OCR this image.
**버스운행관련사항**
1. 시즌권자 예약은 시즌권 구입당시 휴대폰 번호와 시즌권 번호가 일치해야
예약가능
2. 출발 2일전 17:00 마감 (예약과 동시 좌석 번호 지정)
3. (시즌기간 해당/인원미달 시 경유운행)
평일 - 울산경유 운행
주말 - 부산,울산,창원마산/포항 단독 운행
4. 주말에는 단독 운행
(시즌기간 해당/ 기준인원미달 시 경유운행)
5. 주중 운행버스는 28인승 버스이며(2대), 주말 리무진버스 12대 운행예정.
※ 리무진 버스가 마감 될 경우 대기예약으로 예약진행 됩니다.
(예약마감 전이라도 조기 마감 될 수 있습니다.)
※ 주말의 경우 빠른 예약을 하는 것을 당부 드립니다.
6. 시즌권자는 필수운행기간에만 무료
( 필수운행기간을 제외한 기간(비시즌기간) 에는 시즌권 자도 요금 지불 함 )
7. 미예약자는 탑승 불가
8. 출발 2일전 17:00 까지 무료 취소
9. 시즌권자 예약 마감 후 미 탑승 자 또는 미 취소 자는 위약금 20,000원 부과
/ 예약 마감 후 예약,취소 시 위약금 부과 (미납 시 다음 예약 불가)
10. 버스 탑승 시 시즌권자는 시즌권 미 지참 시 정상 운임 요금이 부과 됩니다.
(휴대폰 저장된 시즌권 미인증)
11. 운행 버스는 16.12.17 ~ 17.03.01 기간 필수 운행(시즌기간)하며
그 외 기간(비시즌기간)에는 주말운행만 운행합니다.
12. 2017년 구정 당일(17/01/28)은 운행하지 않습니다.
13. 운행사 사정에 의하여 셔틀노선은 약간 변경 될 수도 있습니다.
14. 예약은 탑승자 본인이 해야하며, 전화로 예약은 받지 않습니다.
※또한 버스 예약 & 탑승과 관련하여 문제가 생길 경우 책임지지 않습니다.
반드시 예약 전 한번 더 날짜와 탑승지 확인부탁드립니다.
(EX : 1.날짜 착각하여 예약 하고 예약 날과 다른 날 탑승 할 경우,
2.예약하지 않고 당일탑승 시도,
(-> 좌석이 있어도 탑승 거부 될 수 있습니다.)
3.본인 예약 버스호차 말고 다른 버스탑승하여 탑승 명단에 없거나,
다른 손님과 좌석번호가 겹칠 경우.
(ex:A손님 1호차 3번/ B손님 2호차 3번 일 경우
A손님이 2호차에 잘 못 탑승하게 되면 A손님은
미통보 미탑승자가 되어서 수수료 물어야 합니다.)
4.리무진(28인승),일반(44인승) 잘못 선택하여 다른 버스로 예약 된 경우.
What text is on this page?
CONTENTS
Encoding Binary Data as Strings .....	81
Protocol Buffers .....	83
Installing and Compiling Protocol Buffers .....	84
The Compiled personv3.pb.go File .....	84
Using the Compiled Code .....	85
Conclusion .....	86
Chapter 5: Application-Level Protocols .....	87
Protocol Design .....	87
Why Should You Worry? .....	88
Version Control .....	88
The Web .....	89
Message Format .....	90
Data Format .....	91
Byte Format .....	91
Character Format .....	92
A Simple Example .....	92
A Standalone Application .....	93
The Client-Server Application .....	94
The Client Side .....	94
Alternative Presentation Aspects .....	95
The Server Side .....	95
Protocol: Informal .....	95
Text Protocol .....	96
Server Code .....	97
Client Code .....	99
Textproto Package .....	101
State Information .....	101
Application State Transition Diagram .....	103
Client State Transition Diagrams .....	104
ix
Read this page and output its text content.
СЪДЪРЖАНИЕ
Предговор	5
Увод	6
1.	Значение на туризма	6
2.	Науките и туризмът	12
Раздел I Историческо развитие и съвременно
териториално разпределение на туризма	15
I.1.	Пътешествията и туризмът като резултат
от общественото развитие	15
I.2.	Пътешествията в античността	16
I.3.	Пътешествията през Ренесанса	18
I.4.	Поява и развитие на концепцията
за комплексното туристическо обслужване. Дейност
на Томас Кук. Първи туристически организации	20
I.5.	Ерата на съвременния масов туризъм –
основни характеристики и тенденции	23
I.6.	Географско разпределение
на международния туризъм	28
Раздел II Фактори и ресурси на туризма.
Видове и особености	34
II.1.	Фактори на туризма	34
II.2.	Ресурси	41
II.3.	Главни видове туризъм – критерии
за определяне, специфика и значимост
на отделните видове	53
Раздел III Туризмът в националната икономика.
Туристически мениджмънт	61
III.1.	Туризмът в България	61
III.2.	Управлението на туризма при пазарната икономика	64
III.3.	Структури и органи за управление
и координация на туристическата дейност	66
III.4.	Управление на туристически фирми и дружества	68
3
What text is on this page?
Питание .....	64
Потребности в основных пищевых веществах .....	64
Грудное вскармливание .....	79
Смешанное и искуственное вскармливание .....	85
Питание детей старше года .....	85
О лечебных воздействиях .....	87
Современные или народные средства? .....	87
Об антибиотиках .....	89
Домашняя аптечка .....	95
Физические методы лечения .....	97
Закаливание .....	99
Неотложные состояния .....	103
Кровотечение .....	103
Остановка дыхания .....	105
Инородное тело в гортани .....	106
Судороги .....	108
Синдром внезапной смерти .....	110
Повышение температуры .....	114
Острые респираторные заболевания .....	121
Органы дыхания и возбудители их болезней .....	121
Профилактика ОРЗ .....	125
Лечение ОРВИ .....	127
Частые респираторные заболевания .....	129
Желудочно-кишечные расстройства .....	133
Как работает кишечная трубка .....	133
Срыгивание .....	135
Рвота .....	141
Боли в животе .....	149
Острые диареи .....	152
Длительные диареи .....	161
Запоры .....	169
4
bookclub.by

-=-=-=-=-

### WORK TO BE COMPLETED
Find every line containing the word "дыхания", then give the total and nothing more.

### FINAL RESULT
2